-- RECORD LIST start --

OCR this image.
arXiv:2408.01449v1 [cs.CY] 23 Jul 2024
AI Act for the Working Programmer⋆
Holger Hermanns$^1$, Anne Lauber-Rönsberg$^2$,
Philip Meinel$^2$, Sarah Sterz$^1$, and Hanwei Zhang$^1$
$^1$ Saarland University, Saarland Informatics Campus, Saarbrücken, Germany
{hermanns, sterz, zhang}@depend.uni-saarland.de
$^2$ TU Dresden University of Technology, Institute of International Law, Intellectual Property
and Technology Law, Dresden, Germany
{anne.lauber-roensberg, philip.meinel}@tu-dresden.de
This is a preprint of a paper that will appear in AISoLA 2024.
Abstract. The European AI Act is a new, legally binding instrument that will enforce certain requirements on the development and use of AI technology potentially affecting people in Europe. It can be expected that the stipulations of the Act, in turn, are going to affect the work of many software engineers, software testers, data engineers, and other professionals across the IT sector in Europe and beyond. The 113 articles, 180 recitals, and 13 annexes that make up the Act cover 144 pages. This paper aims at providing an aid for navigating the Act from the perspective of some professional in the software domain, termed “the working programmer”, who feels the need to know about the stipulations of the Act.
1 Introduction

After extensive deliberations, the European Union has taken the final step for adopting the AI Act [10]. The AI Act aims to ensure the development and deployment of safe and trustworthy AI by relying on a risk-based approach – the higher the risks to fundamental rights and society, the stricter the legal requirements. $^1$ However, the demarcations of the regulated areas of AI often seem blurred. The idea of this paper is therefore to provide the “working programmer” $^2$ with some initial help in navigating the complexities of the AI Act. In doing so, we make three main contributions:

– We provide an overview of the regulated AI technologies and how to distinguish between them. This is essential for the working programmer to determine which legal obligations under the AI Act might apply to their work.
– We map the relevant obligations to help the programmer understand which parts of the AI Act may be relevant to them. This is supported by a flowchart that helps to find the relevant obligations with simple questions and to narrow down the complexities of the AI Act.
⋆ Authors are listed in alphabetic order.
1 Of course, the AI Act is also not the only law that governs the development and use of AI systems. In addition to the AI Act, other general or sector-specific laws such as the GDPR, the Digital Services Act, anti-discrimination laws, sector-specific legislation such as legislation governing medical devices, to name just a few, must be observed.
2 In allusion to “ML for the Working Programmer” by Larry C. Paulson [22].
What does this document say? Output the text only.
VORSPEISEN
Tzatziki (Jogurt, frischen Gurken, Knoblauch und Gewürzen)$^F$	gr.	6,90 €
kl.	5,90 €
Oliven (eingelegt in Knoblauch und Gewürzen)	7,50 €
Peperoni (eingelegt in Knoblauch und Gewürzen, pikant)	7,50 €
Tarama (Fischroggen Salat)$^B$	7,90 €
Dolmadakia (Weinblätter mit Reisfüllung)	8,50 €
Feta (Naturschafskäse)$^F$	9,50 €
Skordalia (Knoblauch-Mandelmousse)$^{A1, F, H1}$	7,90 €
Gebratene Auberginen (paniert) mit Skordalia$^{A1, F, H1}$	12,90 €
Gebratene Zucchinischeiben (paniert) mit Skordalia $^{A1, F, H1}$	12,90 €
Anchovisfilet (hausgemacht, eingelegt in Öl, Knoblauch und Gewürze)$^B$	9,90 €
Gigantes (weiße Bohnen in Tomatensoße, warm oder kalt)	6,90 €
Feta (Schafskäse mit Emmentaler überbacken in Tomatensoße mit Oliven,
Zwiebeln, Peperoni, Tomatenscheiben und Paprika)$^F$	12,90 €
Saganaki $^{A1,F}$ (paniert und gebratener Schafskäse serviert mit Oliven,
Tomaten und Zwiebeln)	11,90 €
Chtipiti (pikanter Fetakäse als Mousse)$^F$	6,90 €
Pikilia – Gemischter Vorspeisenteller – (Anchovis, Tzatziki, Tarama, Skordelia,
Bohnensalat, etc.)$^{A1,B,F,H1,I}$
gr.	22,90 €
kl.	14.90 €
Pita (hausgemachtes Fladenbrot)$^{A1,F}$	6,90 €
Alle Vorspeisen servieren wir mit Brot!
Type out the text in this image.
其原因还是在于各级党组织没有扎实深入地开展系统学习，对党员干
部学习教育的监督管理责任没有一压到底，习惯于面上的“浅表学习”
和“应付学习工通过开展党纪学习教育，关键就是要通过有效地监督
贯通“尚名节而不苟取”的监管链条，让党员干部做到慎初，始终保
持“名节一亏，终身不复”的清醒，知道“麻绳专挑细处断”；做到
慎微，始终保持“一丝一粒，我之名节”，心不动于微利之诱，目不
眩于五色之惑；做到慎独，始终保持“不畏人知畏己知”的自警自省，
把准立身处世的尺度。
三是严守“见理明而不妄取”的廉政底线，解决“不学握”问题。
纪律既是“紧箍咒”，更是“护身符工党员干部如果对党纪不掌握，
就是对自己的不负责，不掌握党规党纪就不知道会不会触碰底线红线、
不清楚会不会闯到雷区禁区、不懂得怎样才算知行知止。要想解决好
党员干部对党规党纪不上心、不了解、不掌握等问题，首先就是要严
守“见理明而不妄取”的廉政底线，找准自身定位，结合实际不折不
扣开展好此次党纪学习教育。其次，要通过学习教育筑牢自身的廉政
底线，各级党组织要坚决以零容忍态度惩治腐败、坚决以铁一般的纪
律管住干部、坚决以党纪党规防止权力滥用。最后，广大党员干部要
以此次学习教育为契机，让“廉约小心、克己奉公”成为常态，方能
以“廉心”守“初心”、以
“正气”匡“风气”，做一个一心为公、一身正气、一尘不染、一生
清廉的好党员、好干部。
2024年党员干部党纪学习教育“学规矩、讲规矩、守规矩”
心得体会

-- RECORD LIST end --

**WRITTEN REQUEST**
Reproduce every line of the data verbatim.

**TASK SOLUTION**
OCR this image.
arXiv:2408.01449v1 [cs.CY] 23 Jul 2024
AI Act for the Working Programmer⋆
Holger Hermanns$^1$, Anne Lauber-Rönsberg$^2$,
Philip Meinel$^2$, Sarah Sterz$^1$, and Hanwei Zhang$^1$
$^1$ Saarland University, Saarland Informatics Campus, Saarbrücken, Germany
{hermanns, sterz, zhang}@depend.uni-saarland.de
$^2$ TU Dresden University of Technology, Institute of International Law, Intellectual Property
and Technology Law, Dresden, Germany
{anne.lauber-roensberg, philip.meinel}@tu-dresden.de
This is a preprint of a paper that will appear in AISoLA 2024.
Abstract. The European AI Act is a new, legally binding instrument that will enforce certain requirements on the development and use of AI technology potentially affecting people in Europe. It can be expected that the stipulations of the Act, in turn, are going to affect the work of many software engineers, software testers, data engineers, and other professionals across the IT sector in Europe and beyond. The 113 articles, 180 recitals, and 13 annexes that make up the Act cover 144 pages. This paper aims at providing an aid for navigating the Act from the perspective of some professional in the software domain, termed “the working programmer”, who feels the need to know about the stipulations of the Act.
1 Introduction

After extensive deliberations, the European Union has taken the final step for adopting the AI Act [10]. The AI Act aims to ensure the development and deployment of safe and trustworthy AI by relying on a risk-based approach – the higher the risks to fundamental rights and society, the stricter the legal requirements. $^1$ However, the demarcations of the regulated areas of AI often seem blurred. The idea of this paper is therefore to provide the “working programmer” $^2$ with some initial help in navigating the complexities of the AI Act. In doing so, we make three main contributions:

– We provide an overview of the regulated AI technologies and how to distinguish between them. This is essential for the working programmer to determine which legal obligations under the AI Act might apply to their work.
– We map the relevant obligations to help the programmer understand which parts of the AI Act may be relevant to them. This is supported by a flowchart that helps to find the relevant obligations with simple questions and to narrow down the complexities of the AI Act.
⋆ Authors are listed in alphabetic order.
1 Of course, the AI Act is also not the only law that governs the development and use of AI systems. In addition to the AI Act, other general or sector-specific laws such as the GDPR, the Digital Services Act, anti-discrimination laws, sector-specific legislation such as legislation governing medical devices, to name just a few, must be observed.
2 In allusion to “ML for the Working Programmer” by Larry C. Paulson [22].
What does this document say? Output the text only.
VORSPEISEN
Tzatziki (Jogurt, frischen Gurken, Knoblauch und Gewürzen)$^F$	gr.	6,90 €
kl.	5,90 €
Oliven (eingelegt in Knoblauch und Gewürzen)	7,50 €
Peperoni (eingelegt in Knoblauch und Gewürzen, pikant)	7,50 €
Tarama (Fischroggen Salat)$^B$	7,90 €
Dolmadakia (Weinblätter mit Reisfüllung)	8,50 €
Feta (Naturschafskäse)$^F$	9,50 €
Skordalia (Knoblauch-Mandelmousse)$^{A1, F, H1}$	7,90 €
Gebratene Auberginen (paniert) mit Skordalia$^{A1, F, H1}$	12,90 €
Gebratene Zucchinischeiben (paniert) mit Skordalia $^{A1, F, H1}$	12,90 €
Anchovisfilet (hausgemacht, eingelegt in Öl, Knoblauch und Gewürze)$^B$	9,90 €
Gigantes (weiße Bohnen in Tomatensoße, warm oder kalt)	6,90 €
Feta (Schafskäse mit Emmentaler überbacken in Tomatensoße mit Oliven,
Zwiebeln, Peperoni, Tomatenscheiben und Paprika)$^F$	12,90 €
Saganaki $^{A1,F}$ (paniert und gebratener Schafskäse serviert mit Oliven,
Tomaten und Zwiebeln)	11,90 €
Chtipiti (pikanter Fetakäse als Mousse)$^F$	6,90 €
Pikilia – Gemischter Vorspeisenteller – (Anchovis, Tzatziki, Tarama, Skordelia,
Bohnensalat, etc.)$^{A1,B,F,H1,I}$
gr.	22,90 €
kl.	14.90 €
Pita (hausgemachtes Fladenbrot)$^{A1,F}$	6,90 €
Alle Vorspeisen servieren wir mit Brot!
Type out the text in this image.
其原因还是在于各级党组织没有扎实深入地开展系统学习，对党员干
部学习教育的监督管理责任没有一压到底，习惯于面上的“浅表学习”
和“应付学习工通过开展党纪学习教育，关键就是要通过有效地监督
贯通“尚名节而不苟取”的监管链条，让党员干部做到慎初，始终保
持“名节一亏，终身不复”的清醒，知道“麻绳专挑细处断”；做到
慎微，始终保持“一丝一粒，我之名节”，心不动于微利之诱，目不
眩于五色之惑；做到慎独，始终保持“不畏人知畏己知”的自警自省，
把准立身处世的尺度。
三是严守“见理明而不妄取”的廉政底线，解决“不学握”问题。
纪律既是“紧箍咒”，更是“护身符工党员干部如果对党纪不掌握，
就是对自己的不负责，不掌握党规党纪就不知道会不会触碰底线红线、
不清楚会不会闯到雷区禁区、不懂得怎样才算知行知止。要想解决好
党员干部对党规党纪不上心、不了解、不掌握等问题，首先就是要严
守“见理明而不妄取”的廉政底线，找准自身定位，结合实际不折不
扣开展好此次党纪学习教育。其次，要通过学习教育筑牢自身的廉政
底线，各级党组织要坚决以零容忍态度惩治腐败、坚决以铁一般的纪
律管住干部、坚决以党纪党规防止权力滥用。最后，广大党员干部要
以此次学习教育为契机，让“廉约小心、克己奉公”成为常态，方能
以“廉心”守“初心”、以
“正气”匡“风气”，做一个一心为公、一身正气、一尘不染、一生
清廉的好党员、好干部。
2024年党员干部党纪学习教育“学规矩、讲规矩、守规矩”
心得体会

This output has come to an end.